* [Dataset items]:
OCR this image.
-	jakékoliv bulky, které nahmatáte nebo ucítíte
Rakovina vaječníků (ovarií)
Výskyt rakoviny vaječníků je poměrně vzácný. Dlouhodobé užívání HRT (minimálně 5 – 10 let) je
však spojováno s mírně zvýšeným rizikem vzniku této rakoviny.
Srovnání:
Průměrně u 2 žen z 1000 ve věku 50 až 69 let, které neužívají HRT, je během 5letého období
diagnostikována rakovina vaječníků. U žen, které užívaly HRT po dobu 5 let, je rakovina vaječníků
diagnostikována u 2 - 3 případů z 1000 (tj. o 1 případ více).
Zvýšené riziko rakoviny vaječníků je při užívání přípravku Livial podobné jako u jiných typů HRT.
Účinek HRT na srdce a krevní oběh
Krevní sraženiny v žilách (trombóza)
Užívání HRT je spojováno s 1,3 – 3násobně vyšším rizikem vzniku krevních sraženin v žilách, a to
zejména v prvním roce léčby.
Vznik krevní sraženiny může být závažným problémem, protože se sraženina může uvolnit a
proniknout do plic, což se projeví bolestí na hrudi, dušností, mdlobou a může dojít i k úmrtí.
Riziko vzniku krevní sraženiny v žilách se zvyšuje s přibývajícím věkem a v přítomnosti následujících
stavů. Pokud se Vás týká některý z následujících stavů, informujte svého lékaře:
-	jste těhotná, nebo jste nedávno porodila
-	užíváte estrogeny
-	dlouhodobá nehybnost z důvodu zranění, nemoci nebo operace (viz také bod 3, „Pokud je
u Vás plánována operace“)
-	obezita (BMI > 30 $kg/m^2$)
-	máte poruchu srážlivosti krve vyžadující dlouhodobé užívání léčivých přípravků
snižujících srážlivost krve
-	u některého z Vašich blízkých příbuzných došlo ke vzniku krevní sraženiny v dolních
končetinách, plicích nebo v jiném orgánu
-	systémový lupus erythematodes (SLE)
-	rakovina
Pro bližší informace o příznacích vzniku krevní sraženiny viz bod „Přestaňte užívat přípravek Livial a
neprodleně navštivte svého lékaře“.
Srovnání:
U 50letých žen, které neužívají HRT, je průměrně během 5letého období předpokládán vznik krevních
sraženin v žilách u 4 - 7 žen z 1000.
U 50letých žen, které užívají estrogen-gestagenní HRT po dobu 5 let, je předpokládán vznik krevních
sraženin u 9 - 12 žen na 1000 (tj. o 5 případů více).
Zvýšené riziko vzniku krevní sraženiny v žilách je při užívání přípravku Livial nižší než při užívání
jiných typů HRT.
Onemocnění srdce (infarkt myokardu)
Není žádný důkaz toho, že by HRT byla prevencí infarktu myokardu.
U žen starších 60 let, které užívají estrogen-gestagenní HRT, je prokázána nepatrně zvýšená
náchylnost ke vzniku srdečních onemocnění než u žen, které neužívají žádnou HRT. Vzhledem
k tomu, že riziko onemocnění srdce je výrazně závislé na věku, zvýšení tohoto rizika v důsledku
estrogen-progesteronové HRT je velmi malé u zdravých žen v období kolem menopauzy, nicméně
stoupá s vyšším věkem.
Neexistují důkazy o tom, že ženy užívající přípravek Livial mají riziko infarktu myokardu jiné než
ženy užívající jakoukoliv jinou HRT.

* [What you need to do]: Show each line in the entries that holds the string "operace".

* [Task answer]:
-	dlouhodobá nehybnost z důvodu zranění, nemoci nebo operace (viz také bod 3, „Pokud je
u Vás plánována operace“)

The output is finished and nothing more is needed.